* Task prompt *
With the pictures omitted, write out the entries that follow exactly as they stand.

Dataset entries
-------

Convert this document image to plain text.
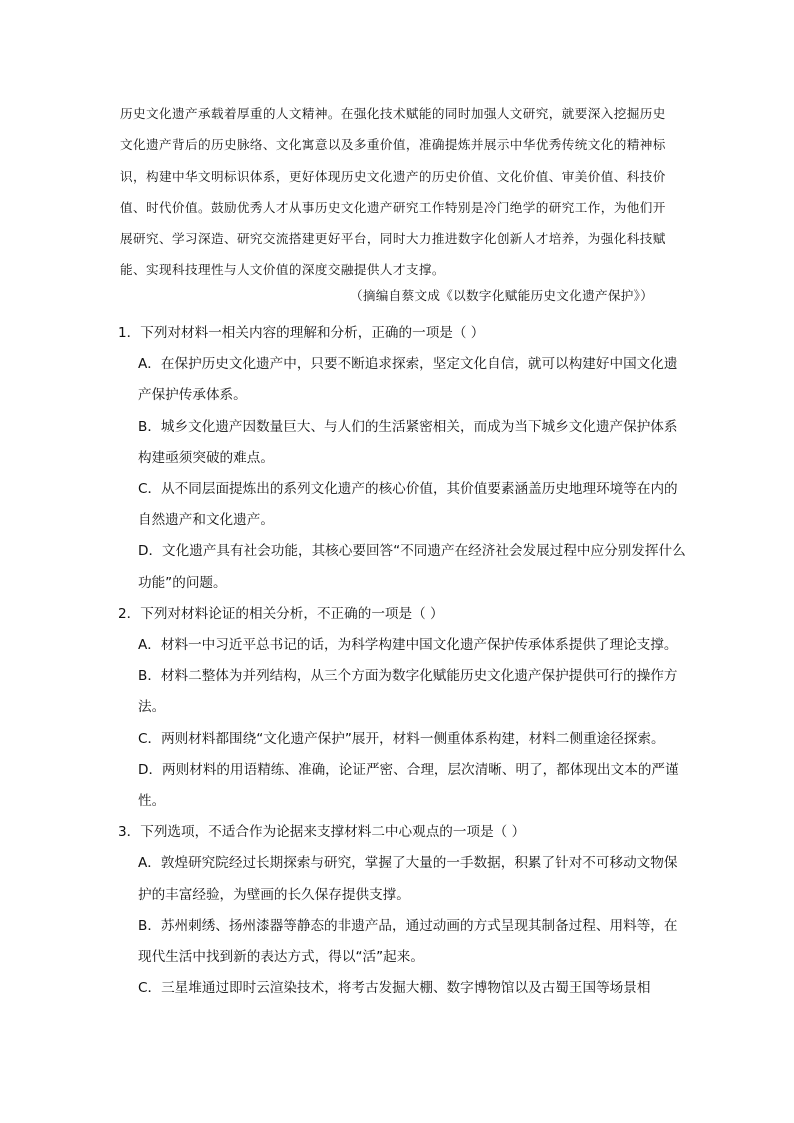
历史文化遗产承载着厚重的人文精神。在强化技术赋能的同时加强人文研究，就要深入挖掘历史文化遗产背后的历史脉络、文化寓意以及多重价值，准确提炼并展示中华优秀传统文化的精神标识，构建中华文明标识体系，更好体现历史文化遗产的历史价值、文化价值、审美价值、科技价值、时代价值。鼓励优秀人才从事历史文化遗产研究工作特别是冷门绝学的研究工作，为他们开展研究、学习深造、研究交流搭建更好平台，同时大力推进数字化创新人才培养，为强化科技赋能、实现科技理性与人文价值的深度交融提供人才支撑。

（摘编自蔡文成《以数字化赋能历史文化遗产保护》）

1．下列对材料一相关内容的理解和分析，正确的一项是（ ）

A．在保护历史文化遗产中，只要不断追求探索，坚定文化自信，就可以构建好中国文化遗产保护传承体系。

B．城乡文化遗产因数量巨大、与人们的生活紧密相关，而成为当下城乡文化遗产保护体系构建亟须突破的难点。

C．从不同层面提炼出的系列文化遗产的核心价值，其价值要素涵盖历史地理环境等在内的自然遗产和文化遗产。

D．文化遗产具有社会功能，其核心要回答“不同遗产在经济社会发展过程中应分别发挥什么功能”的问题。

2．下列对材料论证的相关分析，不正确的一项是（ ）

A．材料一中习近平总书记的话，为科学构建中国文化遗产保护传承体系提供了理论支撑。

B．材料二整体为并列结构，从三个方面为数字化赋能历史文化遗产保护提供可行的操作方法。

C．两则材料都围绕“文化遗产保护”展开，材料一侧重体系构建，材料二侧重途径探索。

D．两则材料的用语精练、准确，论证严密、合理，层次清晰、明了，都体现出文本的严谨性。

3．下列选项，不适合作为论据来支撑材料二中心观点的一项是（ ）

A．敦煌研究院经过长期探索与研究，掌握了大量的一手数据，积累了针对不可移动文物保护的丰富经验，为壁画的长久保存提供支撑。

B．苏州刺绣、扬州漆器等静态的非遗产品，通过动画的方式呈现其制备过程、用料等，在现代生活中找到新的表达方式，得以“活”起来。

C．三星堆通过即时云渲染技术，将考古发掘大棚、数字博物馆以及古蜀王国等场景相
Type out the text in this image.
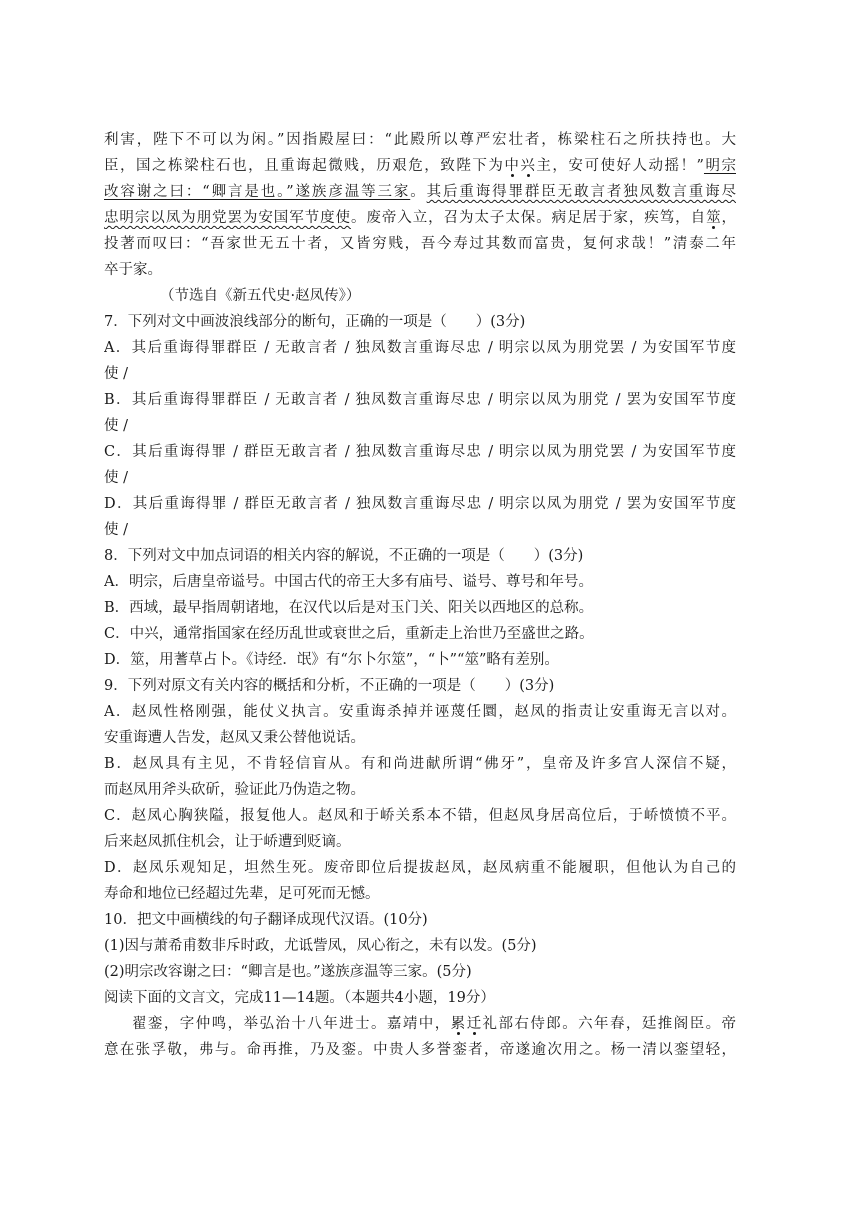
利害，陛下不可以为闲。”因指殿屋曰：“此殿所以尊严宏壮者，栋梁柱石之所扶持也。大
臣，国之栋梁柱石也，且重诲起微贱，历艰危，致陛下为中兴主，安可使好人动摇！”明宗
改容谢之曰：“卿言是也。”遂族彦温等三家。其后重诲得罪群臣无敢言者独凤数言重诲尽
忠明宗以凤为朋党罢为安国军节度使。废帝入立，召为太子太保。病足居于家，疾笃，自筮，
投著而叹曰：“吾家世无五十者，又皆穷贱，吾今寿过其数而富贵，复何求哉！”清泰二年
卒于家。
（节选自《新五代史·赵凤传》）
7．下列对文中画波浪线部分的断句，正确的一项是（　　）(3分)
A．其后重诲得罪群臣 / 无敢言者 / 独凤数言重诲尽忠 / 明宗以凤为朋党罢 / 为安国军节度
使 /
B．其后重诲得罪群臣 / 无敢言者 / 独凤数言重诲尽忠 / 明宗以凤为朋党 / 罢为安国军节度
使 /
C．其后重诲得罪 / 群臣无敢言者 / 独凤数言重诲尽忠 / 明宗以凤为朋党罢 / 为安国军节度
使 /
D．其后重诲得罪 / 群臣无敢言者 / 独凤数言重诲尽忠 / 明宗以凤为朋党 / 罢为安国军节度
使 /
8．下列对文中加点词语的相关内容的解说，不正确的一项是（　　）(3分)
A．明宗，后唐皇帝谥号。中国古代的帝王大多有庙号、谥号、尊号和年号。
B．西域，最早指周朝诸地，在汉代以后是对玉门关、阳关以西地区的总称。
C．中兴，通常指国家在经历乱世或衰世之后，重新走上治世乃至盛世之路。
D．筮，用蓍草占卜。《诗经．氓》有“尔卜尔筮”，“卜”“筮”略有差别。
9．下列对原文有关内容的概括和分析，不正确的一项是（　　）(3分)
A．赵凤性格刚强，能仗义执言。安重诲杀掉并诬蔑任圜，赵凤的指责让安重诲无言以对。
安重诲遭人告发，赵凤又秉公替他说话。
B．赵凤具有主见，不肯轻信盲从。有和尚进献所谓“佛牙”，皇帝及许多宫人深信不疑，
而赵凤用斧头砍斫，验证此乃伪造之物。
C．赵凤心胸狭隘，报复他人。赵凤和于峤关系本不错，但赵凤身居高位后，于峤愤愤不平。
后来赵凤抓住机会，让于峤遭到贬谪。
D．赵凤乐观知足，坦然生死。废帝即位后提拔赵凤，赵凤病重不能履职，但他认为自己的
寿命和地位已经超过先辈，足可死而无憾。
10．把文中画横线的句子翻译成现代汉语。(10分)
(1)因与萧希甫数非斥时政，尤诋訾凤，凤心衔之，未有以发。(5分)
(2)明宗改容谢之曰：“卿言是也。”遂族彦温等三家。(5分)
阅读下面的文言文，完成11—14题。（本题共4小题，19分）
翟銮，字仲鸣，举弘治十八年进士。嘉靖中，累迁礼部右侍郎。六年春，廷推阁臣。帝
意在张孚敬，弗与。命再推，乃及銮。中贵人多誉銮者，帝遂逾次用之。杨一清以銮望轻，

-------

* Written answer *
Convert this document image to plain text.
历史文化遗产承载着厚重的人文精神。在强化技术赋能的同时加强人文研究，就要深入挖掘历史文化遗产背后的历史脉络、文化寓意以及多重价值，准确提炼并展示中华优秀传统文化的精神标识，构建中华文明标识体系，更好体现历史文化遗产的历史价值、文化价值、审美价值、科技价值、时代价值。鼓励优秀人才从事历史文化遗产研究工作特别是冷门绝学的研究工作，为他们开展研究、学习深造、研究交流搭建更好平台，同时大力推进数字化创新人才培养，为强化科技赋能、实现科技理性与人文价值的深度交融提供人才支撑。

（摘编自蔡文成《以数字化赋能历史文化遗产保护》）

1．下列对材料一相关内容的理解和分析，正确的一项是（ ）

A．在保护历史文化遗产中，只要不断追求探索，坚定文化自信，就可以构建好中国文化遗产保护传承体系。

B．城乡文化遗产因数量巨大、与人们的生活紧密相关，而成为当下城乡文化遗产保护体系构建亟须突破的难点。

C．从不同层面提炼出的系列文化遗产的核心价值，其价值要素涵盖历史地理环境等在内的自然遗产和文化遗产。

D．文化遗产具有社会功能，其核心要回答“不同遗产在经济社会发展过程中应分别发挥什么功能”的问题。

2．下列对材料论证的相关分析，不正确的一项是（ ）

A．材料一中习近平总书记的话，为科学构建中国文化遗产保护传承体系提供了理论支撑。

B．材料二整体为并列结构，从三个方面为数字化赋能历史文化遗产保护提供可行的操作方法。

C．两则材料都围绕“文化遗产保护”展开，材料一侧重体系构建，材料二侧重途径探索。

D．两则材料的用语精练、准确，论证严密、合理，层次清晰、明了，都体现出文本的严谨性。

3．下列选项，不适合作为论据来支撑材料二中心观点的一项是（ ）

A．敦煌研究院经过长期探索与研究，掌握了大量的一手数据，积累了针对不可移动文物保护的丰富经验，为壁画的长久保存提供支撑。

B．苏州刺绣、扬州漆器等静态的非遗产品，通过动画的方式呈现其制备过程、用料等，在现代生活中找到新的表达方式，得以“活”起来。

C．三星堆通过即时云渲染技术，将考古发掘大棚、数字博物馆以及古蜀王国等场景相
Type out the text in this image.
利害，陛下不可以为闲。”因指殿屋曰：“此殿所以尊严宏壮者，栋梁柱石之所扶持也。大
臣，国之栋梁柱石也，且重诲起微贱，历艰危，致陛下为中兴主，安可使好人动摇！”明宗
改容谢之曰：“卿言是也。”遂族彦温等三家。其后重诲得罪群臣无敢言者独凤数言重诲尽
忠明宗以凤为朋党罢为安国军节度使。废帝入立，召为太子太保。病足居于家，疾笃，自筮，
投著而叹曰：“吾家世无五十者，又皆穷贱，吾今寿过其数而富贵，复何求哉！”清泰二年
卒于家。
（节选自《新五代史·赵凤传》）
7．下列对文中画波浪线部分的断句，正确的一项是（　　）(3分)
A．其后重诲得罪群臣 / 无敢言者 / 独凤数言重诲尽忠 / 明宗以凤为朋党罢 / 为安国军节度
使 /
B．其后重诲得罪群臣 / 无敢言者 / 独凤数言重诲尽忠 / 明宗以凤为朋党 / 罢为安国军节度
使 /
C．其后重诲得罪 / 群臣无敢言者 / 独凤数言重诲尽忠 / 明宗以凤为朋党罢 / 为安国军节度
使 /
D．其后重诲得罪 / 群臣无敢言者 / 独凤数言重诲尽忠 / 明宗以凤为朋党 / 罢为安国军节度
使 /
8．下列对文中加点词语的相关内容的解说，不正确的一项是（　　）(3分)
A．明宗，后唐皇帝谥号。中国古代的帝王大多有庙号、谥号、尊号和年号。
B．西域，最早指周朝诸地，在汉代以后是对玉门关、阳关以西地区的总称。
C．中兴，通常指国家在经历乱世或衰世之后，重新走上治世乃至盛世之路。
D．筮，用蓍草占卜。《诗经．氓》有“尔卜尔筮”，“卜”“筮”略有差别。
9．下列对原文有关内容的概括和分析，不正确的一项是（　　）(3分)
A．赵凤性格刚强，能仗义执言。安重诲杀掉并诬蔑任圜，赵凤的指责让安重诲无言以对。
安重诲遭人告发，赵凤又秉公替他说话。
B．赵凤具有主见，不肯轻信盲从。有和尚进献所谓“佛牙”，皇帝及许多宫人深信不疑，
而赵凤用斧头砍斫，验证此乃伪造之物。
C．赵凤心胸狭隘，报复他人。赵凤和于峤关系本不错，但赵凤身居高位后，于峤愤愤不平。
后来赵凤抓住机会，让于峤遭到贬谪。
D．赵凤乐观知足，坦然生死。废帝即位后提拔赵凤，赵凤病重不能履职，但他认为自己的
寿命和地位已经超过先辈，足可死而无憾。
10．把文中画横线的句子翻译成现代汉语。(10分)
(1)因与萧希甫数非斥时政，尤诋訾凤，凤心衔之，未有以发。(5分)
(2)明宗改容谢之曰：“卿言是也。”遂族彦温等三家。(5分)
阅读下面的文言文，完成11—14题。（本题共4小题，19分）
翟銮，字仲鸣，举弘治十八年进士。嘉靖中，累迁礼部右侍郎。六年春，廷推阁臣。帝
意在张孚敬，弗与。命再推，乃及銮。中贵人多誉銮者，帝遂逾次用之。杨一清以銮望轻，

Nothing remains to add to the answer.